**What to work on**.
Copy every entry word for word, but skip the pictures.

[Dataset rows]
▼

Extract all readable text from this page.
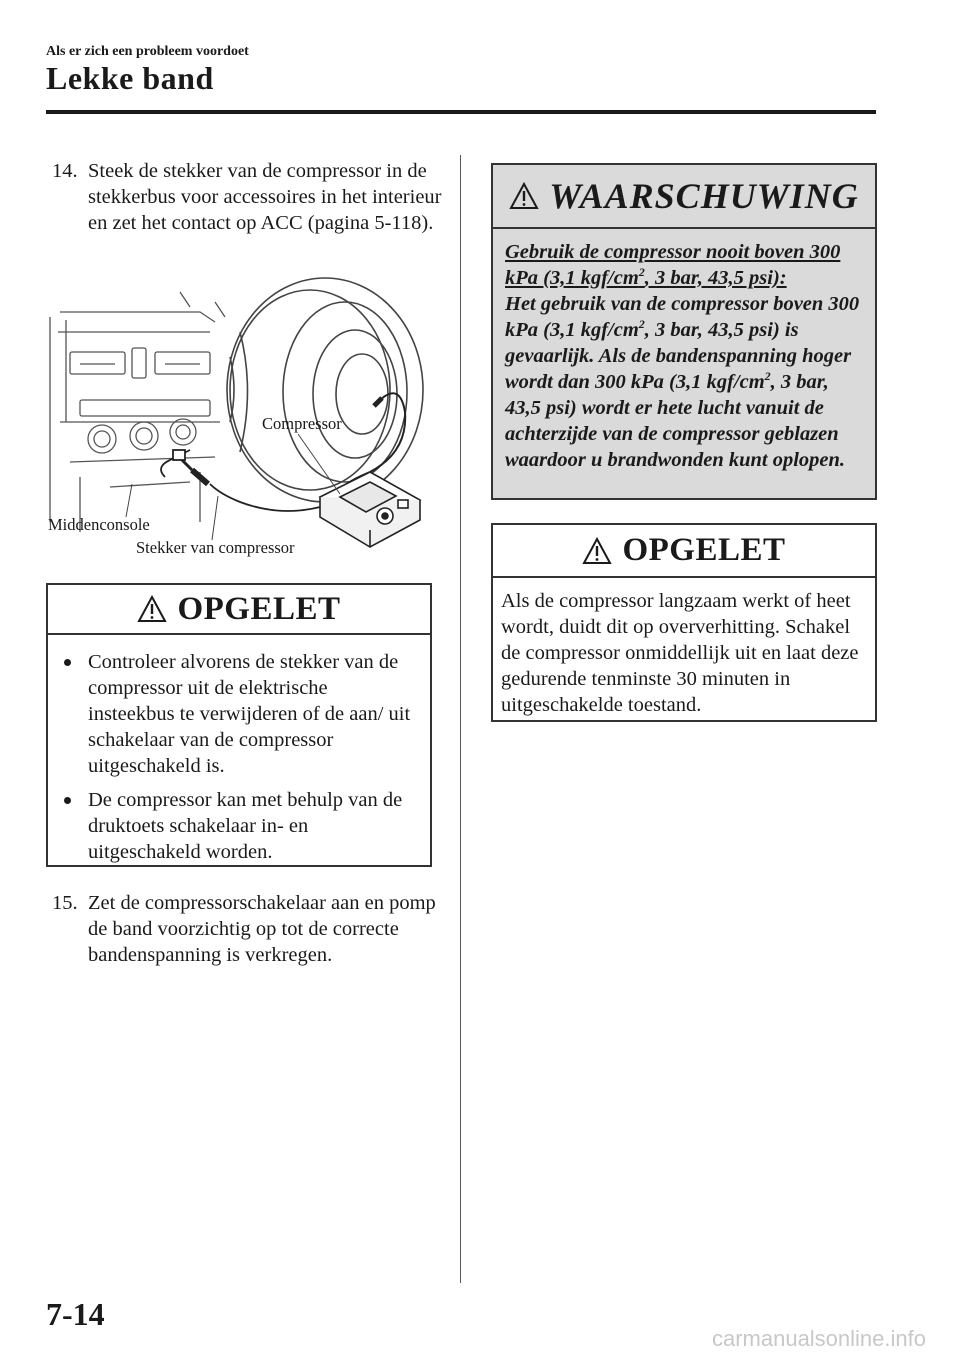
Als er zich een probleem voordoet
Lekke band
14. Steek de stekker van de compressor in de stekkerbus voor accessoires in het interieur en zet het contact op ACC (pagina 5-118).
Compressor
Middenconsole
Stekker van compressor
OPGELET
Controleer alvorens de stekker van de compressor uit de elektrische insteekbus te verwijderen of de aan/ uit schakelaar van de compressor uitgeschakeld is.
De compressor kan met behulp van de druktoets schakelaar in- en uitgeschakeld worden.
15. Zet de compressorschakelaar aan en pomp de band voorzichtig op tot de correcte bandenspanning is verkregen.
WAARSCHUWING
Gebruik de compressor nooit boven 300 kPa (3,1 kgf/$cm^2$, 3 bar, 43,5 psi):
Het gebruik van de compressor boven 300 kPa (3,1 kgf/$cm^2$, 3 bar, 43,5 psi) is gevaarlijk. Als de bandenspanning hoger wordt dan 300 kPa (3,1 kgf/$cm^2$, 3 bar, 43,5 psi) wordt er hete lucht vanuit de achterzijde van de compressor geblazen waardoor u brandwonden kunt oplopen.
OPGELET
Als de compressor langzaam werkt of heet wordt, duidt dit op oververhitting. Schakel de compressor onmiddellijk uit en laat deze gedurende tenminste 30 minuten in uitgeschakelde toestand.
7-14
carmanualsonline.info
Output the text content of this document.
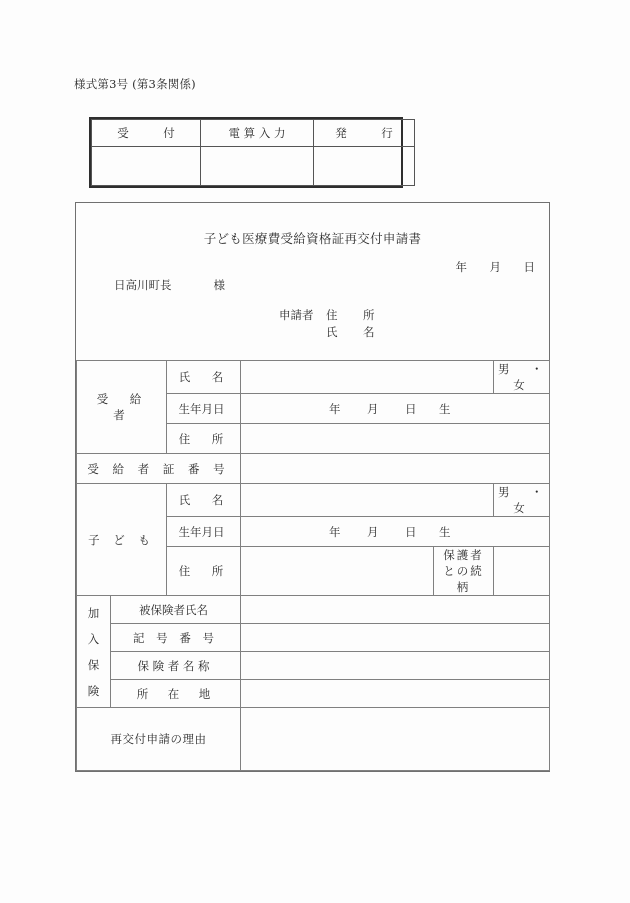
様式第3号 (第3条関係)
受　　　付	電 算 入 力	発　　　行

子ども医療費受給資格証再交付申請書
年 月 日
日高川町長	様
申請者 住　所
氏　名
受　給　者		氏　名			男　・　女
		生年月日	年 月 日 生		

		住　所			
受 給 者 証 番 号					
子 ど も		氏　名			男　・　女
		生年月日	年 月 日 生		

		住　所		保護者との続柄	

加
入
保
険	被保険者氏名				
	記 号 番 号				
	保 険 者 名 称				
	所　在　地				
再交付申請の理由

▲

**Task result**.
Extract all readable text from this page.
Als er zich een probleem voordoet
Lekke band
14. Steek de stekker van de compressor in de stekkerbus voor accessoires in het interieur en zet het contact op ACC (pagina 5-118).
Compressor
Middenconsole
Stekker van compressor
OPGELET
Controleer alvorens de stekker van de compressor uit de elektrische insteekbus te verwijderen of de aan/ uit schakelaar van de compressor uitgeschakeld is.
De compressor kan met behulp van de druktoets schakelaar in- en uitgeschakeld worden.
15. Zet de compressorschakelaar aan en pomp de band voorzichtig op tot de correcte bandenspanning is verkregen.
WAARSCHUWING
Gebruik de compressor nooit boven 300 kPa (3,1 kgf/$cm^2$, 3 bar, 43,5 psi):
Het gebruik van de compressor boven 300 kPa (3,1 kgf/$cm^2$, 3 bar, 43,5 psi) is gevaarlijk. Als de bandenspanning hoger wordt dan 300 kPa (3,1 kgf/$cm^2$, 3 bar, 43,5 psi) wordt er hete lucht vanuit de achterzijde van de compressor geblazen waardoor u brandwonden kunt oplopen.
OPGELET
Als de compressor langzaam werkt of heet wordt, duidt dit op oververhitting. Schakel de compressor onmiddellijk uit en laat deze gedurende tenminste 30 minuten in uitgeschakelde toestand.
7-14
carmanualsonline.info
Output the text content of this document.
様式第3号 (第3条関係)
受　　　付	電 算 入 力	発　　　行

子ども医療費受給資格証再交付申請書
年 月 日
日高川町長	様
申請者 住　所
氏　名
受　給　者		氏　名			男　・　女
		生年月日	年 月 日 生		

		住　所			
受 給 者 証 番 号					
子 ど も		氏　名			男　・　女
		生年月日	年 月 日 生		

		住　所		保護者との続柄	

加
入
保
険	被保険者氏名				
	記 号 番 号				
	保 険 者 名 称				
	所　在　地				
再交付申請の理由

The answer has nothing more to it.